__What to work on__
Copy the data that follows exactly. Include no pictures.

__Available data__
BEGIN
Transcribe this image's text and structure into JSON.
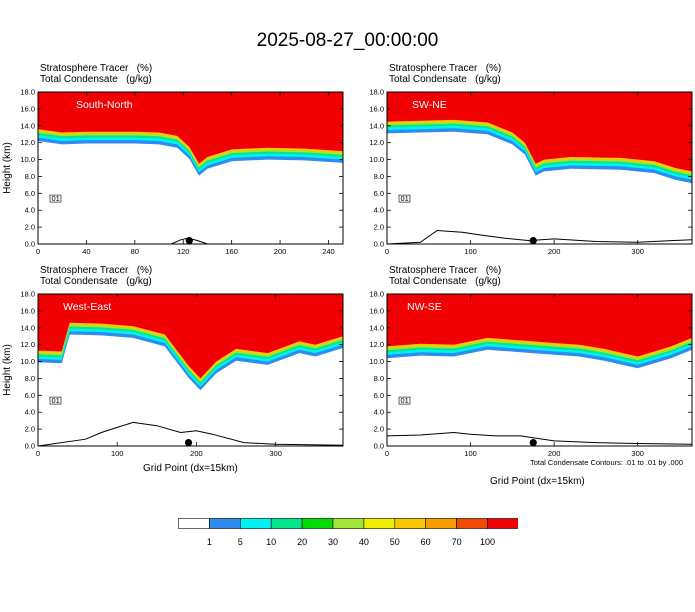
{
  "title": "2025-08-27_00:00:00",
  "panel_header": {
    "line1": "Stratosphere Tracer   (%)",
    "line2": "Total Condensate   (g/kg)"
  },
  "contour_note": "Total Condensate Contours: .01 to .01 by .000",
  "contour_label": "01",
  "colors": [
    "#ffffff",
    "#2c8cf0",
    "#00f2f2",
    "#00e88a",
    "#00dc00",
    "#a0e632",
    "#f0f000",
    "#f8c800",
    "#f89a00",
    "#f44a00",
    "#f00000"
  ],
  "colorbar": {
    "labels": [
      "1",
      "5",
      "10",
      "20",
      "30",
      "40",
      "50",
      "60",
      "70",
      "100"
    ]
  },
  "chart_data": [
    {
      "type": "heatmap",
      "name": "South-North",
      "ylabel": "Height (km)",
      "xlabel": "",
      "xlim": [
        0,
        252
      ],
      "ylim": [
        0,
        18
      ],
      "xticks": [
        "0",
        "40",
        "80",
        "120",
        "160",
        "200",
        "240"
      ],
      "xtick_values": [
        0,
        40,
        80,
        120,
        160,
        200,
        240
      ],
      "yticks": [
        "0.0",
        "2.0",
        "4.0",
        "6.0",
        "8.0",
        "10.0",
        "12.0",
        "14.0",
        "16.0",
        "18.0"
      ],
      "tropopause_km": [
        [
          0,
          13.6
        ],
        [
          20,
          13.2
        ],
        [
          40,
          13.3
        ],
        [
          60,
          13.3
        ],
        [
          80,
          13.3
        ],
        [
          100,
          13.2
        ],
        [
          115,
          12.8
        ],
        [
          125,
          11.5
        ],
        [
          133,
          9.5
        ],
        [
          140,
          10.3
        ],
        [
          160,
          11.2
        ],
        [
          190,
          11.4
        ],
        [
          220,
          11.3
        ],
        [
          252,
          11.0
        ]
      ],
      "terrain_km": [
        [
          0,
          0
        ],
        [
          110,
          0
        ],
        [
          118,
          0.5
        ],
        [
          124,
          0.7
        ],
        [
          132,
          0.4
        ],
        [
          140,
          0
        ],
        [
          252,
          0
        ]
      ],
      "marker_x": 125
    },
    {
      "type": "heatmap",
      "name": "SW-NE",
      "ylabel": "",
      "xlabel": "",
      "xlim": [
        0,
        365
      ],
      "ylim": [
        0,
        18
      ],
      "xticks": [
        "0",
        "100",
        "200",
        "300"
      ],
      "xtick_values": [
        0,
        100,
        200,
        300
      ],
      "yticks": [
        "0.0",
        "2.0",
        "4.0",
        "6.0",
        "8.0",
        "10.0",
        "12.0",
        "14.0",
        "16.0",
        "18.0"
      ],
      "tropopause_km": [
        [
          0,
          14.5
        ],
        [
          40,
          14.6
        ],
        [
          80,
          14.7
        ],
        [
          120,
          14.4
        ],
        [
          150,
          13.2
        ],
        [
          165,
          12.0
        ],
        [
          178,
          9.5
        ],
        [
          188,
          10.0
        ],
        [
          220,
          10.3
        ],
        [
          280,
          10.2
        ],
        [
          320,
          9.8
        ],
        [
          345,
          9.0
        ],
        [
          365,
          8.6
        ]
      ],
      "terrain_km": [
        [
          0,
          0
        ],
        [
          40,
          0.2
        ],
        [
          60,
          1.6
        ],
        [
          90,
          1.4
        ],
        [
          110,
          1.1
        ],
        [
          140,
          0.7
        ],
        [
          170,
          0.4
        ],
        [
          200,
          0.6
        ],
        [
          250,
          0.3
        ],
        [
          300,
          0.2
        ],
        [
          340,
          0.4
        ],
        [
          365,
          0.5
        ]
      ],
      "marker_x": 175
    },
    {
      "type": "heatmap",
      "name": "West-East",
      "ylabel": "Height (km)",
      "xlabel": "Grid Point (dx=15km)",
      "xlim": [
        0,
        385
      ],
      "ylim": [
        0,
        18
      ],
      "xticks": [
        "0",
        "100",
        "200",
        "300"
      ],
      "xtick_values": [
        0,
        100,
        200,
        300
      ],
      "yticks": [
        "0.0",
        "2.0",
        "4.0",
        "6.0",
        "8.0",
        "10.0",
        "12.0",
        "14.0",
        "16.0",
        "18.0"
      ],
      "tropopause_km": [
        [
          0,
          11.3
        ],
        [
          30,
          11.2
        ],
        [
          40,
          14.6
        ],
        [
          80,
          14.5
        ],
        [
          120,
          14.2
        ],
        [
          160,
          13.2
        ],
        [
          190,
          9.5
        ],
        [
          205,
          8.0
        ],
        [
          225,
          10.0
        ],
        [
          250,
          11.5
        ],
        [
          290,
          11.0
        ],
        [
          330,
          12.4
        ],
        [
          350,
          12.0
        ],
        [
          385,
          13.0
        ]
      ],
      "terrain_km": [
        [
          0,
          0
        ],
        [
          60,
          0.8
        ],
        [
          80,
          1.6
        ],
        [
          100,
          2.2
        ],
        [
          120,
          2.8
        ],
        [
          150,
          2.4
        ],
        [
          180,
          1.6
        ],
        [
          200,
          1.8
        ],
        [
          220,
          1.4
        ],
        [
          260,
          0.4
        ],
        [
          300,
          0.2
        ],
        [
          385,
          0.1
        ]
      ],
      "marker_x": 190
    },
    {
      "type": "heatmap",
      "name": "NW-SE",
      "ylabel": "",
      "xlabel": "Grid Point (dx=15km)",
      "xlim": [
        0,
        365
      ],
      "ylim": [
        0,
        18
      ],
      "xticks": [
        "0",
        "100",
        "200",
        "300"
      ],
      "xtick_values": [
        0,
        100,
        200,
        300
      ],
      "yticks": [
        "0.0",
        "2.0",
        "4.0",
        "6.0",
        "8.0",
        "10.0",
        "12.0",
        "14.0",
        "16.0",
        "18.0"
      ],
      "tropopause_km": [
        [
          0,
          11.8
        ],
        [
          40,
          12.1
        ],
        [
          80,
          12.0
        ],
        [
          120,
          12.8
        ],
        [
          160,
          12.5
        ],
        [
          200,
          12.2
        ],
        [
          230,
          12.0
        ],
        [
          260,
          11.5
        ],
        [
          300,
          10.6
        ],
        [
          340,
          11.8
        ],
        [
          365,
          12.8
        ]
      ],
      "terrain_km": [
        [
          0,
          1.2
        ],
        [
          40,
          1.3
        ],
        [
          80,
          1.6
        ],
        [
          100,
          1.4
        ],
        [
          130,
          1.2
        ],
        [
          160,
          1.2
        ],
        [
          200,
          0.6
        ],
        [
          250,
          0.4
        ],
        [
          300,
          0.3
        ],
        [
          365,
          0.2
        ]
      ],
      "marker_x": 175
    }
  ]
}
END
__Result of this task__
Transcribe this image's text and structure into JSON.
{
  "title": "2025-08-27_00:00:00",
  "panel_header": {
    "line1": "Stratosphere Tracer   (%)",
    "line2": "Total Condensate   (g/kg)"
  },
  "contour_note": "Total Condensate Contours: .01 to .01 by .000",
  "contour_label": "01",
  "colors": [
    "#ffffff",
    "#2c8cf0",
    "#00f2f2",
    "#00e88a",
    "#00dc00",
    "#a0e632",
    "#f0f000",
    "#f8c800",
    "#f89a00",
    "#f44a00",
    "#f00000"
  ],
  "colorbar": {
    "labels": [
      "1",
      "5",
      "10",
      "20",
      "30",
      "40",
      "50",
      "60",
      "70",
      "100"
    ]
  },
  "chart_data": [
    {
      "type": "heatmap",
      "name": "South-North",
      "ylabel": "Height (km)",
      "xlabel": "",
      "xlim": [
        0,
        252
      ],
      "ylim": [
        0,
        18
      ],
      "xticks": [
        "0",
        "40",
        "80",
        "120",
        "160",
        "200",
        "240"
      ],
      "xtick_values": [
        0,
        40,
        80,
        120,
        160,
        200,
        240
      ],
      "yticks": [
        "0.0",
        "2.0",
        "4.0",
        "6.0",
        "8.0",
        "10.0",
        "12.0",
        "14.0",
        "16.0",
        "18.0"
      ],
      "tropopause_km": [
        [
          0,
          13.6
        ],
        [
          20,
          13.2
        ],
        [
          40,
          13.3
        ],
        [
          60,
          13.3
        ],
        [
          80,
          13.3
        ],
        [
          100,
          13.2
        ],
        [
          115,
          12.8
        ],
        [
          125,
          11.5
        ],
        [
          133,
          9.5
        ],
        [
          140,
          10.3
        ],
        [
          160,
          11.2
        ],
        [
          190,
          11.4
        ],
        [
          220,
          11.3
        ],
        [
          252,
          11.0
        ]
      ],
      "terrain_km": [
        [
          0,
          0
        ],
        [
          110,
          0
        ],
        [
          118,
          0.5
        ],
        [
          124,
          0.7
        ],
        [
          132,
          0.4
        ],
        [
          140,
          0
        ],
        [
          252,
          0
        ]
      ],
      "marker_x": 125
    },
    {
      "type": "heatmap",
      "name": "SW-NE",
      "ylabel": "",
      "xlabel": "",
      "xlim": [
        0,
        365
      ],
      "ylim": [
        0,
        18
      ],
      "xticks": [
        "0",
        "100",
        "200",
        "300"
      ],
      "xtick_values": [
        0,
        100,
        200,
        300
      ],
      "yticks": [
        "0.0",
        "2.0",
        "4.0",
        "6.0",
        "8.0",
        "10.0",
        "12.0",
        "14.0",
        "16.0",
        "18.0"
      ],
      "tropopause_km": [
        [
          0,
          14.5
        ],
        [
          40,
          14.6
        ],
        [
          80,
          14.7
        ],
        [
          120,
          14.4
        ],
        [
          150,
          13.2
        ],
        [
          165,
          12.0
        ],
        [
          178,
          9.5
        ],
        [
          188,
          10.0
        ],
        [
          220,
          10.3
        ],
        [
          280,
          10.2
        ],
        [
          320,
          9.8
        ],
        [
          345,
          9.0
        ],
        [
          365,
          8.6
        ]
      ],
      "terrain_km": [
        [
          0,
          0
        ],
        [
          40,
          0.2
        ],
        [
          60,
          1.6
        ],
        [
          90,
          1.4
        ],
        [
          110,
          1.1
        ],
        [
          140,
          0.7
        ],
        [
          170,
          0.4
        ],
        [
          200,
          0.6
        ],
        [
          250,
          0.3
        ],
        [
          300,
          0.2
        ],
        [
          340,
          0.4
        ],
        [
          365,
          0.5
        ]
      ],
      "marker_x": 175
    },
    {
      "type": "heatmap",
      "name": "West-East",
      "ylabel": "Height (km)",
      "xlabel": "Grid Point (dx=15km)",
      "xlim": [
        0,
        385
      ],
      "ylim": [
        0,
        18
      ],
      "xticks": [
        "0",
        "100",
        "200",
        "300"
      ],
      "xtick_values": [
        0,
        100,
        200,
        300
      ],
      "yticks": [
        "0.0",
        "2.0",
        "4.0",
        "6.0",
        "8.0",
        "10.0",
        "12.0",
        "14.0",
        "16.0",
        "18.0"
      ],
      "tropopause_km": [
        [
          0,
          11.3
        ],
        [
          30,
          11.2
        ],
        [
          40,
          14.6
        ],
        [
          80,
          14.5
        ],
        [
          120,
          14.2
        ],
        [
          160,
          13.2
        ],
        [
          190,
          9.5
        ],
        [
          205,
          8.0
        ],
        [
          225,
          10.0
        ],
        [
          250,
          11.5
        ],
        [
          290,
          11.0
        ],
        [
          330,
          12.4
        ],
        [
          350,
          12.0
        ],
        [
          385,
          13.0
        ]
      ],
      "terrain_km": [
        [
          0,
          0
        ],
        [
          60,
          0.8
        ],
        [
          80,
          1.6
        ],
        [
          100,
          2.2
        ],
        [
          120,
          2.8
        ],
        [
          150,
          2.4
        ],
        [
          180,
          1.6
        ],
        [
          200,
          1.8
        ],
        [
          220,
          1.4
        ],
        [
          260,
          0.4
        ],
        [
          300,
          0.2
        ],
        [
          385,
          0.1
        ]
      ],
      "marker_x": 190
    },
    {
      "type": "heatmap",
      "name": "NW-SE",
      "ylabel": "",
      "xlabel": "Grid Point (dx=15km)",
      "xlim": [
        0,
        365
      ],
      "ylim": [
        0,
        18
      ],
      "xticks": [
        "0",
        "100",
        "200",
        "300"
      ],
      "xtick_values": [
        0,
        100,
        200,
        300
      ],
      "yticks": [
        "0.0",
        "2.0",
        "4.0",
        "6.0",
        "8.0",
        "10.0",
        "12.0",
        "14.0",
        "16.0",
        "18.0"
      ],
      "tropopause_km": [
        [
          0,
          11.8
        ],
        [
          40,
          12.1
        ],
        [
          80,
          12.0
        ],
        [
          120,
          12.8
        ],
        [
          160,
          12.5
        ],
        [
          200,
          12.2
        ],
        [
          230,
          12.0
        ],
        [
          260,
          11.5
        ],
        [
          300,
          10.6
        ],
        [
          340,
          11.8
        ],
        [
          365,
          12.8
        ]
      ],
      "terrain_km": [
        [
          0,
          1.2
        ],
        [
          40,
          1.3
        ],
        [
          80,
          1.6
        ],
        [
          100,
          1.4
        ],
        [
          130,
          1.2
        ],
        [
          160,
          1.2
        ],
        [
          200,
          0.6
        ],
        [
          250,
          0.4
        ],
        [
          300,
          0.3
        ],
        [
          365,
          0.2
        ]
      ],
      "marker_x": 175
    }
  ]
}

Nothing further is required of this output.